IL PROBLEMA:
Rispondi alle domande seguenti sull'articolo dedicato alla Brigata Julia.
1. Quanti Caduti italiani in Afghanistan ricorda il generale Risi?
2. In quale caserma si svolge la cerimonia di saluto?
3. Quale missione a guida Nato è succeduta alla "Isaf"?

TESTO FORNITO:
La Brigata Julia parte per Herat Li comanda un triestino
Missione non più "combat" ma non per questo meno rischiosa
«Sappiamo che ogni turno di fine missione presenta rischi aggiuntivi ma siamo preparati; saremo anche meno numerosi ma faremo squadra tra noi e i nostri alleati; faremo leva sui nostri partner afgani: dobbiamo fare bene. Perché la nostra missione a Herat è il riassunto di 14 anni di presenza del Tricolore in quel Paese. Non possiamo permetterci di sbagliare, per il buon nome dell’Italia, dell’Occidente ma soprattutto perché lo dobbiamo ai nostri 54 Caduti in quella terra». Le parole del generale Michele Risi, comandante della Brigata alpina Julia, risuonano misurate ma ferme nell’ex chiostro conventuale della Caserma Di Prampero di Udine che ospita la cerimonia di saluto della grande unità da montagna in partenza per l’Afghanistan.
Le “penne nere” friulane, al comando del giovane generale triestino, di fatto apriranno la Missione Resolute Support (Supporto risoluto), che nominalmente dal primo gennaio scorso è succeduta alla ”Isaf”, sempre a guida Nato.
E il fatto che sia un’operazione “non combat”, cioè senza ingaggio diretto degli italiani negli scontri con criminali e guerriglieri talebani e non, lascia comunque pochi dubbi sulla complessità dell’incarico. «Saremo circa 700 uomini e donne, in gran parte italiani ma con una buona aliquota di spagnoli e poi ungheresi e sloveni che da anni sono inseriti nella Multinationl Land Force a guida Brigata Julia, ma anche ucraini e lituani, oltre a civili e contractor statunitensi» aveva spiegato Risi poco prima dell’inizio della cerimonia. Un saluto sobrio, anzi austero nell’esiguità dei reparti schierati ma accogliente nel dopo-sfilata, denso di significato senza essere retorico. Una cerimonia “benedetta” dal comandante delle Forze operative terrestri, generale Alberto Primicerj (“sono sicuro che farete bene e sull’eventuale presenza dell’Isis manteniamo la guardia e osserviamo”) e dal sindaco di Udine Furio Honsell.

DATI MOSTRATI:
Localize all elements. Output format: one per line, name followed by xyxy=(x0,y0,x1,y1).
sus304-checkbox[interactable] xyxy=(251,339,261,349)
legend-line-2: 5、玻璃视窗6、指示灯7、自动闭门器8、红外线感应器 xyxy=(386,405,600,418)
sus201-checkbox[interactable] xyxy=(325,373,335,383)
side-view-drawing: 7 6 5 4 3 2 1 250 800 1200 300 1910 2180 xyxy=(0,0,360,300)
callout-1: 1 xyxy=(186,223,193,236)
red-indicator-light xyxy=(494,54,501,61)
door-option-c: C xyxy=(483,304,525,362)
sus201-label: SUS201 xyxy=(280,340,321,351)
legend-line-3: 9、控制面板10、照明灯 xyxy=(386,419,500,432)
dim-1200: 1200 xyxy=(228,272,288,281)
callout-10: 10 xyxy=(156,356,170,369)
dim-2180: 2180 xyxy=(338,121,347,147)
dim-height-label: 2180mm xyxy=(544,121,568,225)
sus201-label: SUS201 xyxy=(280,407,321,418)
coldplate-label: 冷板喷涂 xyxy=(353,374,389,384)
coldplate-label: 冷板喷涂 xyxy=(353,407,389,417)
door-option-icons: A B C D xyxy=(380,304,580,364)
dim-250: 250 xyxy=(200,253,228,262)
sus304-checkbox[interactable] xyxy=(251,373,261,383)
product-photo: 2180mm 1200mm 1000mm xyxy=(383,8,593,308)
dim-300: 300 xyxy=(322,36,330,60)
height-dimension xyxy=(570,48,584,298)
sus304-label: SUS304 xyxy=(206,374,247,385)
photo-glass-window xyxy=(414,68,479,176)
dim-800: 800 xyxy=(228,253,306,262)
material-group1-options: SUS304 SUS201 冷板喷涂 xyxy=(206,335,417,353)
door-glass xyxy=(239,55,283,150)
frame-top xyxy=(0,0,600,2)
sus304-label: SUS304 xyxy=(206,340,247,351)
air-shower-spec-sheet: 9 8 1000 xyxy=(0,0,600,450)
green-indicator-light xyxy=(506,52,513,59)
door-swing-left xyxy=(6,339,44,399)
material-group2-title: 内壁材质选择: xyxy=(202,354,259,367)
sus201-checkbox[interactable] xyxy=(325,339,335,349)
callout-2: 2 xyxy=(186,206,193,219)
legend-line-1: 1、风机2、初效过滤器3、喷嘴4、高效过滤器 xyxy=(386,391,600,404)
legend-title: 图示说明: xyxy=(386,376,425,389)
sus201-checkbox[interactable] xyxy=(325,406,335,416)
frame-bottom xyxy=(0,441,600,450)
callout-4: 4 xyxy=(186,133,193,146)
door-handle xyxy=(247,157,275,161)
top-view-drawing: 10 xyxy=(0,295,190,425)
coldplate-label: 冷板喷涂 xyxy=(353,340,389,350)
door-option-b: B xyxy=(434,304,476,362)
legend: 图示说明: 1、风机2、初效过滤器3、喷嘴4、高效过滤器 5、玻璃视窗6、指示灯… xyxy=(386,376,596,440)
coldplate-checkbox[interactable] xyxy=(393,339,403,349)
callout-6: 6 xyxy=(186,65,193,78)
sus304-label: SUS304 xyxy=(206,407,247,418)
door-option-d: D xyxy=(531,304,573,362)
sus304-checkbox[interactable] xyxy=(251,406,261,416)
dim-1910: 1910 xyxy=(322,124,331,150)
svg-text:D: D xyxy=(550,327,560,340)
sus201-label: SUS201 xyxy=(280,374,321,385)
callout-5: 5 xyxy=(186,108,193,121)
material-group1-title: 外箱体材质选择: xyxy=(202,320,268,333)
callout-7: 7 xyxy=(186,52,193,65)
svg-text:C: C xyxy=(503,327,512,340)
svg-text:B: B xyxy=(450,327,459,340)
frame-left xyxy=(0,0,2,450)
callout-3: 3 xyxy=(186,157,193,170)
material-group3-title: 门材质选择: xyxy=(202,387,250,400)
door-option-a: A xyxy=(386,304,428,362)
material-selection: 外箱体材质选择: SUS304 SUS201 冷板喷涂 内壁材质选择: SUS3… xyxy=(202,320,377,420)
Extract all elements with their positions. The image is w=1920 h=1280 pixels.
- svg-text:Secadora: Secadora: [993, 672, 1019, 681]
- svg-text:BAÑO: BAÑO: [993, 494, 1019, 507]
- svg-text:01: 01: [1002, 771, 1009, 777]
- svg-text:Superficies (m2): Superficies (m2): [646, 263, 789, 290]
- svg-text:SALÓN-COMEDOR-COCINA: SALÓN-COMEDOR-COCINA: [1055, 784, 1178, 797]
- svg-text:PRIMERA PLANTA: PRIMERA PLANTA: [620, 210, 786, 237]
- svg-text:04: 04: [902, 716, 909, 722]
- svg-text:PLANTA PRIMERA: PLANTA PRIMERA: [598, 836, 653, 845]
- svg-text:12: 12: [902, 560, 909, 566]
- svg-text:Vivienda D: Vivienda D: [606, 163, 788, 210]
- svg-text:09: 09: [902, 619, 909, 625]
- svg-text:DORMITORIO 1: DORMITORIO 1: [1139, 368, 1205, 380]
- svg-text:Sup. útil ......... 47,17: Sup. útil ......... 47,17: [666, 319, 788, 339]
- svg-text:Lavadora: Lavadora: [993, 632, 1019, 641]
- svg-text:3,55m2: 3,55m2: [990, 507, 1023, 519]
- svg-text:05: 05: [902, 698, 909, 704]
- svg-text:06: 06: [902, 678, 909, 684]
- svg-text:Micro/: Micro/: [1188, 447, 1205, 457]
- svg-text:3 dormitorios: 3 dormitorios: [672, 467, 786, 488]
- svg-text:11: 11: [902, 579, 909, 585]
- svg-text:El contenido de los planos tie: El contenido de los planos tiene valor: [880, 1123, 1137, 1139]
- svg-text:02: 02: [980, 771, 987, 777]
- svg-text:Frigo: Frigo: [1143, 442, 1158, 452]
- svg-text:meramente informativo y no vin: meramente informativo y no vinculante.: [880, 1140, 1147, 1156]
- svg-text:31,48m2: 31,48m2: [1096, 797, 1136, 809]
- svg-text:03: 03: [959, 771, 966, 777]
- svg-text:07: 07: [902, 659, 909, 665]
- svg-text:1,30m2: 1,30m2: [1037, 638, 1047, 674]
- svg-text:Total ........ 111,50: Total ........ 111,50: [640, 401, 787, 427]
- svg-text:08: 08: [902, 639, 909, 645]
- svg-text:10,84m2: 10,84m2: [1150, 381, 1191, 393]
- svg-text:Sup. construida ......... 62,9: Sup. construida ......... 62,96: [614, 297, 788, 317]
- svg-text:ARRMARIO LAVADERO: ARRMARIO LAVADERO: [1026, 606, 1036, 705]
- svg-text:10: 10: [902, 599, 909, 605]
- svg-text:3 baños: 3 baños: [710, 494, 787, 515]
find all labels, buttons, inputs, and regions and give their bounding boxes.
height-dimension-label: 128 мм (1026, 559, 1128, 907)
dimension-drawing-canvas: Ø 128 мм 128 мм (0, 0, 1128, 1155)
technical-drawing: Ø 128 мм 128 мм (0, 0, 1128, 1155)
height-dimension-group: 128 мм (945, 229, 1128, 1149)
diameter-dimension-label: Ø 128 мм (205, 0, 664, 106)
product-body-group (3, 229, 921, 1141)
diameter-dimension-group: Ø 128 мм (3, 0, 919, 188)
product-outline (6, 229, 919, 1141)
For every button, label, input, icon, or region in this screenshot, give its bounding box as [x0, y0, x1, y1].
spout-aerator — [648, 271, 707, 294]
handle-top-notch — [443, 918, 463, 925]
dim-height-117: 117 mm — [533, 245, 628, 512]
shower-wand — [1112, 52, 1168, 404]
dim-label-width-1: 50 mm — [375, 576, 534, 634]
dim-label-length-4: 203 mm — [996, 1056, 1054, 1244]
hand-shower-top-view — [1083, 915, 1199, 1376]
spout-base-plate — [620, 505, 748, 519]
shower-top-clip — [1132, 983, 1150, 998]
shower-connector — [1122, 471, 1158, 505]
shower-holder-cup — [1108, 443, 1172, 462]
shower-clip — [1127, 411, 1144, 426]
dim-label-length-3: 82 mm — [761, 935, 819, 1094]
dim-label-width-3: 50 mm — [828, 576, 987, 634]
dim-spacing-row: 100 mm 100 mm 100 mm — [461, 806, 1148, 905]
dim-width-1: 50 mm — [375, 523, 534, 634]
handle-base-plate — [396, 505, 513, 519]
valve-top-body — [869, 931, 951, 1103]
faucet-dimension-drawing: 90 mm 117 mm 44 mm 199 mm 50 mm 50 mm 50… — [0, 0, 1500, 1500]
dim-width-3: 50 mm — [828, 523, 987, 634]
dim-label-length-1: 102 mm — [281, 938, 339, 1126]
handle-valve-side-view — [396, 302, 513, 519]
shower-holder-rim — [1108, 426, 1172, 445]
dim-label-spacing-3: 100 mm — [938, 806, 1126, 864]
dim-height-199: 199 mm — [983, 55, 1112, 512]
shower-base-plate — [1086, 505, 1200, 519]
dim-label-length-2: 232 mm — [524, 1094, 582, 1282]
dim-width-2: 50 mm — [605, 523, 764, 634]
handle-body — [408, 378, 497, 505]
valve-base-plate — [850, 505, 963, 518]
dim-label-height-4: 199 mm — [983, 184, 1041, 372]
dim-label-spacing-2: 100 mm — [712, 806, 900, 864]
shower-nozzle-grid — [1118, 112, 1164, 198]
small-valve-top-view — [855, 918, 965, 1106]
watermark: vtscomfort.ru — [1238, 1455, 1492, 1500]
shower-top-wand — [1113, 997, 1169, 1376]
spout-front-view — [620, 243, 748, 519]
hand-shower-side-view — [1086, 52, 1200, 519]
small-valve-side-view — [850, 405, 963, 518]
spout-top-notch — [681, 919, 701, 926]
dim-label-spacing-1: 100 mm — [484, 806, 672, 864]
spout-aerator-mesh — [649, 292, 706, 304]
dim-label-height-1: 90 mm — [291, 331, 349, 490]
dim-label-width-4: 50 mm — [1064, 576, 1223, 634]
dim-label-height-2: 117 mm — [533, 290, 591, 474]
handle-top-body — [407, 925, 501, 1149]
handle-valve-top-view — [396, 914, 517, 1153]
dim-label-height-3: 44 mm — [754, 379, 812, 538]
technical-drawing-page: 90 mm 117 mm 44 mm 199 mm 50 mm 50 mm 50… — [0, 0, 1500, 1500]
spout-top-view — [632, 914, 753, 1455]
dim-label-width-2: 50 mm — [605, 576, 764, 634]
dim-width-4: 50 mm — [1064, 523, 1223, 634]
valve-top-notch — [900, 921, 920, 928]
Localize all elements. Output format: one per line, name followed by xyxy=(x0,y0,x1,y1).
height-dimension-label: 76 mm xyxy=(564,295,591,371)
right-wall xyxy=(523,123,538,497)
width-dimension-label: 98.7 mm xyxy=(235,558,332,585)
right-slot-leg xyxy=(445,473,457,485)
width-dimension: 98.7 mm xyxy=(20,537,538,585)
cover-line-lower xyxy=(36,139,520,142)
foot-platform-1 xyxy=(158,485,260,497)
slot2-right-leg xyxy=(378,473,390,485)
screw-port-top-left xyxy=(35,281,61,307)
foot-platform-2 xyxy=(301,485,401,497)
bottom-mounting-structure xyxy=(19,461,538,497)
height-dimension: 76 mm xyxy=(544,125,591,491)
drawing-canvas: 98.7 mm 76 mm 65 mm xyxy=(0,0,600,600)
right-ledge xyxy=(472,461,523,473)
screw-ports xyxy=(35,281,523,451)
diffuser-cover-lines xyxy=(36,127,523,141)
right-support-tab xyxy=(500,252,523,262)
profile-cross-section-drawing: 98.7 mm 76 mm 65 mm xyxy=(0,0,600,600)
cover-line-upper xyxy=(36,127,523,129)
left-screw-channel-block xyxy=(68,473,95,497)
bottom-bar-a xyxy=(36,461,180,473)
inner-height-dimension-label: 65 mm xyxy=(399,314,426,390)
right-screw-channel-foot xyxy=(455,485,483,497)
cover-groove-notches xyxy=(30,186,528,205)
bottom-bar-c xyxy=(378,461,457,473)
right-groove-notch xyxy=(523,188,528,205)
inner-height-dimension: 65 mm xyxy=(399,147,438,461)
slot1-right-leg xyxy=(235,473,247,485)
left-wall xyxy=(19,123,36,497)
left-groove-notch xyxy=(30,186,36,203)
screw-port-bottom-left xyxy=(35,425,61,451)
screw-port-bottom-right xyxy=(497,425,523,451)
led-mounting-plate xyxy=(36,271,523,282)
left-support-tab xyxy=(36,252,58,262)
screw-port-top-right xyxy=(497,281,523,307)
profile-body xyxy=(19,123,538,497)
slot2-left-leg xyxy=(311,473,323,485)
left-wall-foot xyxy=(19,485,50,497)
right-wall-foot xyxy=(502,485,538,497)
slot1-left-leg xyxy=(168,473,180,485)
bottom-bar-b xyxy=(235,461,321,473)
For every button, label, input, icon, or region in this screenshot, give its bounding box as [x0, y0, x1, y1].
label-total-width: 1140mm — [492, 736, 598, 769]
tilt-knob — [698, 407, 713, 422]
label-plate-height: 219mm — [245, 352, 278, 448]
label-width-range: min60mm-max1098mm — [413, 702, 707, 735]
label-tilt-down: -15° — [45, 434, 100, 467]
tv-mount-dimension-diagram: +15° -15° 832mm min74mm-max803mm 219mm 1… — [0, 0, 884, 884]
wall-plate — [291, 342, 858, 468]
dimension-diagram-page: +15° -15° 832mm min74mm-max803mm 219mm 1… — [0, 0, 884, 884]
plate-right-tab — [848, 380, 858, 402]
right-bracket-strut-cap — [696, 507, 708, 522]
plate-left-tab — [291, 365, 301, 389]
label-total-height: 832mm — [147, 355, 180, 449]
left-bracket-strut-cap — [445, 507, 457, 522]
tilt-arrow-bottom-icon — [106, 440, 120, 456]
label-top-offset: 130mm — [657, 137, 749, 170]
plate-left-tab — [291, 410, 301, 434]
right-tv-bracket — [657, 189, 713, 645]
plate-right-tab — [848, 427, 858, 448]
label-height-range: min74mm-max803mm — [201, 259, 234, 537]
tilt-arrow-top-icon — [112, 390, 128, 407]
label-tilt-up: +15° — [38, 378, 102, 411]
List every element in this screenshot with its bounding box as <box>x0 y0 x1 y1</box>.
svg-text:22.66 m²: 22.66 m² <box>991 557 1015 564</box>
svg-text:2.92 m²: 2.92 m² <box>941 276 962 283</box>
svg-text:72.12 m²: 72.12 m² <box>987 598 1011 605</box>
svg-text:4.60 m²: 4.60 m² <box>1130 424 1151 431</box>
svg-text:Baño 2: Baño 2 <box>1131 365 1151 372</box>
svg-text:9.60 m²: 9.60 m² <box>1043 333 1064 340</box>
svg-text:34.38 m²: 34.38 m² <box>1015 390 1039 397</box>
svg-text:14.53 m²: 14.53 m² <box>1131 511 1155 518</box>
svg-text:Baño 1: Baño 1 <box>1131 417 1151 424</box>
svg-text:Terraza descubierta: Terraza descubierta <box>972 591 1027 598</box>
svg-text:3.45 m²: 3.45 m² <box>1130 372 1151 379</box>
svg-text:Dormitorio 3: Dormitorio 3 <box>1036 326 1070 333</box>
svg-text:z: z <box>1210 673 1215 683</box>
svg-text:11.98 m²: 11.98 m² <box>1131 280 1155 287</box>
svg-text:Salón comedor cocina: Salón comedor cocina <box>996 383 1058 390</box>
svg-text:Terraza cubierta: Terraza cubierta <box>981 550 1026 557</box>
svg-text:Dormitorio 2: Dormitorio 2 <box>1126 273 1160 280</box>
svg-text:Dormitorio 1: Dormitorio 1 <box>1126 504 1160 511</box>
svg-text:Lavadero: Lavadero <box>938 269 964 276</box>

COMPITO SVOLTO:
1. 54.
2. Nella Caserma Di Prampero di Udine.
3. La Missione Resolute Support.